BB DTVM assume gestão de private equity do FonteCindam O private equity que estava sob gestão do FonteCindam, destinado à realização de investimentos em projetos de infra-estrutura no Nordeste, já tem um novo administrador. As sete fundações cotistas do fundo escolheram a BB DTVM para substituir o antigo gestor, que precisou encerrar as atividades como administrador de recursos devido ao agravamento dos problemas da instituição após a crise do mercado financeiro nacional do início do ano.
A empresa de asset do Banco do Brasil, depois de ser selecionada pelas fundações, conseguiu a autorização da Comisão de Valores Mobiliários (CVM) em setembro passado para administrar o fundo e já está preparando o investimento em um primeiro projeto na região até o final deste ano. “Estamos em fase adiantada de estudos de cinco projetos e pretendemos investir em pelo menos um deles até o término deste ano”, afirma Carlos José da Costa André, gerente executivo da BB DTVM e responsável pela gestão do fundo.
O private equity tem o prazo de dois anos e meio para realizar os investimentos e de três anos para resgatar os investimentos. O valor total da integralização das cotas deve chegar a R$ 50 milhões, podendo ser aumentada para até R$ 150 milhões.
O fundo existe há dois anos e, neste período, ainda não foi possível concretizar o investimento em nenhum projeto de infra-estrutura. A demora na definição das primeiras aplicações, somada aos problemas enfrentados pelo FonteCindam – que não resistiu à crise da economia nacional de janeiro passado e teve que fechar as portas de sua empresa de asset, fez com que quatro dos onze cotistas originais deixassem o fundo.
A Celpos, fundo de pensão da Companhia de Eletricidade de Pernambuco, foi um deles. A fundação vendeu sua participação no private equity em janeiro passado. “O administrador demorou muito tempo para escolher os projetos em que o fundo poderia investir e esta foi uma das razões que nos levaram a deixar o fundo”, diz Luiz Carlos Loureiro, diretor-presidente da Celpos em exercício na época da venda das cotas.

**Registros**.
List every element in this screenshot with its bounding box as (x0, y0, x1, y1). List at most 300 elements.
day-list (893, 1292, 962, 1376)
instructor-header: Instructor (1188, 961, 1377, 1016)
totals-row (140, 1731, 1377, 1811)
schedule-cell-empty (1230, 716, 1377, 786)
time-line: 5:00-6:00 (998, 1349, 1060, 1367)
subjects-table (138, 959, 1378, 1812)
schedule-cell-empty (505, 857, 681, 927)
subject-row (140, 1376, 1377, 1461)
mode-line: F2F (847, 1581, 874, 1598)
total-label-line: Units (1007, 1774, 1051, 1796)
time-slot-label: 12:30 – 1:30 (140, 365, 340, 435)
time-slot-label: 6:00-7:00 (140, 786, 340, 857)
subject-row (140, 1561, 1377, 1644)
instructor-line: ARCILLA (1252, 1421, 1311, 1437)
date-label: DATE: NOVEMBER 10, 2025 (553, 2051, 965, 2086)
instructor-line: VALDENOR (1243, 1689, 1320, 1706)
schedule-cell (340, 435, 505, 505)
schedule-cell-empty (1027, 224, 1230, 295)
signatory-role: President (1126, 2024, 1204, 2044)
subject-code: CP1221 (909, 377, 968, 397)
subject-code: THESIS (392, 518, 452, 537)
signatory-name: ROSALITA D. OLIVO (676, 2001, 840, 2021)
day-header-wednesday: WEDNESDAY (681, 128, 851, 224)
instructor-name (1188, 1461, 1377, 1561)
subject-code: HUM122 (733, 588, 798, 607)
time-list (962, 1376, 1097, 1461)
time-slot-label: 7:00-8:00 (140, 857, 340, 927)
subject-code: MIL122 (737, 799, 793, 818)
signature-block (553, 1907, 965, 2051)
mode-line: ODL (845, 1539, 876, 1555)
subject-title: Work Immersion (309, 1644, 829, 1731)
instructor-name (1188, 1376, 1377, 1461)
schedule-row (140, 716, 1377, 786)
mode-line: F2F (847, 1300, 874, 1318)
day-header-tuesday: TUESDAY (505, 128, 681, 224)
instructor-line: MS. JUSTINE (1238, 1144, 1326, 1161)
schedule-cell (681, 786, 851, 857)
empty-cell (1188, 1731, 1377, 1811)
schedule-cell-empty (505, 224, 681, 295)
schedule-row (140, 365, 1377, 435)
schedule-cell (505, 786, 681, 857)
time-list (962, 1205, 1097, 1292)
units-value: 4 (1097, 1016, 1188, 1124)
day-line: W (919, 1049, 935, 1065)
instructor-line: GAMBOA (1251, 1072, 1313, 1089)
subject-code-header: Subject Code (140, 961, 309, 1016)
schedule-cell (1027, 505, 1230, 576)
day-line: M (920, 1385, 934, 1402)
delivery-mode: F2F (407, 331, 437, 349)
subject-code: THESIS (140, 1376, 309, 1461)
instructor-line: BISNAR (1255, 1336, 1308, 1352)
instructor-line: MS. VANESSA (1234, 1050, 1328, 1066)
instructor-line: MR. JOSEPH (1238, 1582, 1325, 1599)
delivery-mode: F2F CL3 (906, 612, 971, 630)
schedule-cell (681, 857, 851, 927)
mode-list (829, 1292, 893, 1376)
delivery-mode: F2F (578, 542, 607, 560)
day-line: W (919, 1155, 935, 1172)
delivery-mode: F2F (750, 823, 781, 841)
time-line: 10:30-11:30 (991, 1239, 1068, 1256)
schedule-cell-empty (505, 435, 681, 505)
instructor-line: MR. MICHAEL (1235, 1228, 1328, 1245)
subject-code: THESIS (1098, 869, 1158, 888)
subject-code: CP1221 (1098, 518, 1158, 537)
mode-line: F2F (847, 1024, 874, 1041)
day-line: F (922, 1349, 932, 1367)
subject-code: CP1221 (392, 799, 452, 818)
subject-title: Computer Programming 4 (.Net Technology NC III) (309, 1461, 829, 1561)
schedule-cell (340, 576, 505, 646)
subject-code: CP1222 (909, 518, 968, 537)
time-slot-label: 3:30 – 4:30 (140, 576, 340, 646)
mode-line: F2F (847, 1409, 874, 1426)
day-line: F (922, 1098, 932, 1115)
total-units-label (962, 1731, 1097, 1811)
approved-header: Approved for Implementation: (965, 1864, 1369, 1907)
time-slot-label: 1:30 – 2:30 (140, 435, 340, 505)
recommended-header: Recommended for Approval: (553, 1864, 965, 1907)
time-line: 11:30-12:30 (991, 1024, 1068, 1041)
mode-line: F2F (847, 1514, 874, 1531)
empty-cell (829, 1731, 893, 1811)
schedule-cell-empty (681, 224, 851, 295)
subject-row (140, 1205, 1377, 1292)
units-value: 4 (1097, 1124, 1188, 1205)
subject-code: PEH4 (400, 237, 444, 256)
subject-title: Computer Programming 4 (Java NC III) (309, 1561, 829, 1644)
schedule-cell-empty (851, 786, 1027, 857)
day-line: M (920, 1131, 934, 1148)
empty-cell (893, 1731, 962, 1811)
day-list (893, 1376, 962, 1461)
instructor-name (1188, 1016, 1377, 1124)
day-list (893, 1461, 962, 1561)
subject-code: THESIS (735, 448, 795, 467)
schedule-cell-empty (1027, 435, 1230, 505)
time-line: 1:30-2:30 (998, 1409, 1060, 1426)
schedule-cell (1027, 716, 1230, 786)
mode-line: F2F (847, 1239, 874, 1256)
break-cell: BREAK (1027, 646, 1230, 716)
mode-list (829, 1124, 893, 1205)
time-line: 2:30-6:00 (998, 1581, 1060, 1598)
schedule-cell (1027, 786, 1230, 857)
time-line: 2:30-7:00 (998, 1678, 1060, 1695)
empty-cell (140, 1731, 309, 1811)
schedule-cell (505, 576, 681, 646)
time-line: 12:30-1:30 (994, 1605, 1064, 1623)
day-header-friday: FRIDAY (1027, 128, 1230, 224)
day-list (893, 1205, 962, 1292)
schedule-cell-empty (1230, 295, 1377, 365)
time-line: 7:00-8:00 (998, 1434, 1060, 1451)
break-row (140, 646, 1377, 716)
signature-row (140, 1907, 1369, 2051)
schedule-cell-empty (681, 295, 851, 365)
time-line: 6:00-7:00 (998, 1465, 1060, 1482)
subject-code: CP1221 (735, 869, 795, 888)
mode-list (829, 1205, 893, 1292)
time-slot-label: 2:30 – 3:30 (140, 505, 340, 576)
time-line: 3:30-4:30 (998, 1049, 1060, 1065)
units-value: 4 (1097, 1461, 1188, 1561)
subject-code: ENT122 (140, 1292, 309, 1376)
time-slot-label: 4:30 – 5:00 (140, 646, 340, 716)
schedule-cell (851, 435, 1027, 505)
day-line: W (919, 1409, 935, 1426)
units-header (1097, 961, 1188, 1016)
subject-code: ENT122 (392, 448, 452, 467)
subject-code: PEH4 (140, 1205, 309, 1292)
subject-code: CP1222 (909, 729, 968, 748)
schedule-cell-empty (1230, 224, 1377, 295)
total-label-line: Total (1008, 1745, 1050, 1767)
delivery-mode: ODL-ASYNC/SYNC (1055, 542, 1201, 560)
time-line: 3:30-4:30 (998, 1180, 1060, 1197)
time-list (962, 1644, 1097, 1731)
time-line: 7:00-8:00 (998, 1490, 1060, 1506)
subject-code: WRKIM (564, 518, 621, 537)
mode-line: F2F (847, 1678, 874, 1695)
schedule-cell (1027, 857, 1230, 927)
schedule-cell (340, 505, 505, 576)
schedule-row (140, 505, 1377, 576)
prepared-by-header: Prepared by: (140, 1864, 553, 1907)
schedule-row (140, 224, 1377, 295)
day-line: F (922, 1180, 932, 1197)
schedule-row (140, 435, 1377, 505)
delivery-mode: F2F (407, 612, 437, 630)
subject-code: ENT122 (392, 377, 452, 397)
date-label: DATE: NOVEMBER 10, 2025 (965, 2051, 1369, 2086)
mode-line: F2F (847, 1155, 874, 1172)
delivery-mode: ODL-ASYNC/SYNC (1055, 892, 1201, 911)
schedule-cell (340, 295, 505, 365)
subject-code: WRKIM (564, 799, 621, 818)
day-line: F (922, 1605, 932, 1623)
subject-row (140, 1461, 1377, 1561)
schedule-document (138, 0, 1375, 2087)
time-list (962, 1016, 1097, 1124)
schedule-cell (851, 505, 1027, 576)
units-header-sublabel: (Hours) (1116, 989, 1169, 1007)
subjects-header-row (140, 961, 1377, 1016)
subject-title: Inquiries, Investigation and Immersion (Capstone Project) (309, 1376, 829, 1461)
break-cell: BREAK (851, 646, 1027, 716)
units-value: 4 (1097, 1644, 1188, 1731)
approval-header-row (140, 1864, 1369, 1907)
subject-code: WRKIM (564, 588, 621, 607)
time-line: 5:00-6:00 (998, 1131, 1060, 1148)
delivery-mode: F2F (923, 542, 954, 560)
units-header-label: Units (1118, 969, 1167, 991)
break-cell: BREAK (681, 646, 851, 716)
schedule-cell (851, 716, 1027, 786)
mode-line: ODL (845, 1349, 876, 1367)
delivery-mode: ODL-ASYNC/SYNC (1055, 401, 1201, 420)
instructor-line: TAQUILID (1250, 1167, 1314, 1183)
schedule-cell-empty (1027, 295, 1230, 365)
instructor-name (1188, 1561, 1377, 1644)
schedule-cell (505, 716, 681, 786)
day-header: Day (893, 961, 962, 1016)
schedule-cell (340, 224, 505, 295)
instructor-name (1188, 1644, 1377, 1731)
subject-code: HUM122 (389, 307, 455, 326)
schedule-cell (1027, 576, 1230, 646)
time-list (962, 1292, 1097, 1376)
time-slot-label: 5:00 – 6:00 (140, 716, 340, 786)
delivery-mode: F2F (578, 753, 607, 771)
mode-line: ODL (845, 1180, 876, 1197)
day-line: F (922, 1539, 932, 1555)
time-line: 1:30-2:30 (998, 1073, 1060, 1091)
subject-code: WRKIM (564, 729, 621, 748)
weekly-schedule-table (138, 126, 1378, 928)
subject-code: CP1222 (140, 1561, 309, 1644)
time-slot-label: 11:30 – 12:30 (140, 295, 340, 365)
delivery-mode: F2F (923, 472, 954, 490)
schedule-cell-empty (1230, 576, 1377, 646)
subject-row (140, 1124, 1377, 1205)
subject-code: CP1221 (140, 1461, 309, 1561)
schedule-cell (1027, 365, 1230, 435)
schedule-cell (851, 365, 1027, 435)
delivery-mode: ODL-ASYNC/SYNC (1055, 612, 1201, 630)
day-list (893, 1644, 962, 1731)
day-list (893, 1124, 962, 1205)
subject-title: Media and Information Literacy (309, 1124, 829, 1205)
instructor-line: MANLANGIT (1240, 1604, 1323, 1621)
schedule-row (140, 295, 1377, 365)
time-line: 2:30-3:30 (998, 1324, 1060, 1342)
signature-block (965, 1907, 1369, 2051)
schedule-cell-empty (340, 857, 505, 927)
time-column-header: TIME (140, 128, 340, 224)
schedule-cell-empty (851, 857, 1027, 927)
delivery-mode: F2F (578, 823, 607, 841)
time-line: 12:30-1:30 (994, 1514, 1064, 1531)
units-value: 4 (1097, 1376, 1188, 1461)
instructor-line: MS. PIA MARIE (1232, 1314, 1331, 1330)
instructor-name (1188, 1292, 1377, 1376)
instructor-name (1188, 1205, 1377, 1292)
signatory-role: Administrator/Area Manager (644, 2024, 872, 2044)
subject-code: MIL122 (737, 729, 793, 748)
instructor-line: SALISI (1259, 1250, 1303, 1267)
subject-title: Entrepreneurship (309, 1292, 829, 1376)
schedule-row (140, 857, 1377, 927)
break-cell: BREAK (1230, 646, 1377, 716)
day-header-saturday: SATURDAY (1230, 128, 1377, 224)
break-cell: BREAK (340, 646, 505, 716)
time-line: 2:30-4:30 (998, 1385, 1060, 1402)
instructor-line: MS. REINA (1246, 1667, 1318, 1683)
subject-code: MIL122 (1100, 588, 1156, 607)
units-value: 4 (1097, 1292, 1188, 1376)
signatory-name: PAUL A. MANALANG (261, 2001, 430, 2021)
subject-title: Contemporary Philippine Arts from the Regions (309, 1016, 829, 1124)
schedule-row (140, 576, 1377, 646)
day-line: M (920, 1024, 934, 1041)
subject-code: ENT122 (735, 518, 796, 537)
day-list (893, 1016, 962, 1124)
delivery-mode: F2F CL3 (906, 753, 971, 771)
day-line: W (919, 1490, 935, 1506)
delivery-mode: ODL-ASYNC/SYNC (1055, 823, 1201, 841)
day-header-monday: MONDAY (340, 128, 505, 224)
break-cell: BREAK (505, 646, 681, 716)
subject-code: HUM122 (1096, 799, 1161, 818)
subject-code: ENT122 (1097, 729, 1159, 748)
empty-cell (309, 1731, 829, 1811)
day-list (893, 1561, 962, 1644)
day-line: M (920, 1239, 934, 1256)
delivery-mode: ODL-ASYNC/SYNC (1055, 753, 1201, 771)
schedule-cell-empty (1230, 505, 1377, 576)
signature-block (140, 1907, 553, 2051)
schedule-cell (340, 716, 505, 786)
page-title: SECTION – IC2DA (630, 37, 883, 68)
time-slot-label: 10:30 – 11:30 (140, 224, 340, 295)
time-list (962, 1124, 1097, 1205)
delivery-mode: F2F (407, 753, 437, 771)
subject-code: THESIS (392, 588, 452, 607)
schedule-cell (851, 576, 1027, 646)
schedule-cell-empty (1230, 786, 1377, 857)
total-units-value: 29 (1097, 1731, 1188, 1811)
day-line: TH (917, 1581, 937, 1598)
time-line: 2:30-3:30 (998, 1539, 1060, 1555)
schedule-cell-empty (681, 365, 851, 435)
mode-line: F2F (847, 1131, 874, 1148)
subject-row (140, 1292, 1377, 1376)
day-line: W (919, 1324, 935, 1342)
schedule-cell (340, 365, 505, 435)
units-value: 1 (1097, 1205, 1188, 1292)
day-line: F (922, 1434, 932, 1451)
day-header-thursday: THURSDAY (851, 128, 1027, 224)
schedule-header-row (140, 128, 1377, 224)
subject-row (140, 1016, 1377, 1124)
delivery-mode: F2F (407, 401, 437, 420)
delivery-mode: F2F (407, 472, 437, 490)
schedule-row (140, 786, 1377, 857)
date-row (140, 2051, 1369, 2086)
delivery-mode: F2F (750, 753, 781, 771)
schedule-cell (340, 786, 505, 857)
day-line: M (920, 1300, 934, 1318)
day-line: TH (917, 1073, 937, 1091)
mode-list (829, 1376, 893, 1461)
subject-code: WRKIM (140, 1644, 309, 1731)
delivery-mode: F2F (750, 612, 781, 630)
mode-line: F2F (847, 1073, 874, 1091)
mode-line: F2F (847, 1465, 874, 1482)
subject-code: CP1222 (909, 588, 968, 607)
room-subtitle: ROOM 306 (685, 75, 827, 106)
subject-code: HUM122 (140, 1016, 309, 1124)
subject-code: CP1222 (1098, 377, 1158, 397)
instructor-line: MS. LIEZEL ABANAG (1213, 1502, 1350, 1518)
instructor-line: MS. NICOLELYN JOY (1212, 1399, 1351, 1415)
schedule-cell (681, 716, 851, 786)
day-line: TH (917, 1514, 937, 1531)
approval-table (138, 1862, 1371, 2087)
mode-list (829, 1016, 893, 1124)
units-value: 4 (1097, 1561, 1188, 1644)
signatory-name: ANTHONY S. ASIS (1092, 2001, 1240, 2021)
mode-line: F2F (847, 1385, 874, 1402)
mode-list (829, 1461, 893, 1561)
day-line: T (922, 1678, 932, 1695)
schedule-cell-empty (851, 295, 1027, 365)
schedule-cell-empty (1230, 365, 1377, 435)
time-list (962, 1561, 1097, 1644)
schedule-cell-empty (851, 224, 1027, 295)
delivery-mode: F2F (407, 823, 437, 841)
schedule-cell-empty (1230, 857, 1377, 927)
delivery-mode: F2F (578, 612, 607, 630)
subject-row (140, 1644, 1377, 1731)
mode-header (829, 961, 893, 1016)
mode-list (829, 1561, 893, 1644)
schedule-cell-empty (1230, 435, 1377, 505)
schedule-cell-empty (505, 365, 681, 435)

**Objetivo do exercício**.
Reproduza, sem nenhuma alteração, o segmento do texto fornecido que vai de "BB DTVM assume" até "início do ano.".

**Sua solução**.
BB DTVM assume gestão de private equity do FonteCindam O private equity que estava sob gestão do FonteCindam, destinado à realização de investimentos em projetos de infra-estrutura no Nordeste, já tem um novo administrador. As sete fundações cotistas do fundo escolheram a BB DTVM para substituir o antigo gestor, que precisou encerrar as atividades como administrador de recursos devido ao agravamento dos problemas da instituição após a crise do mercado financeiro nacional do início do ano.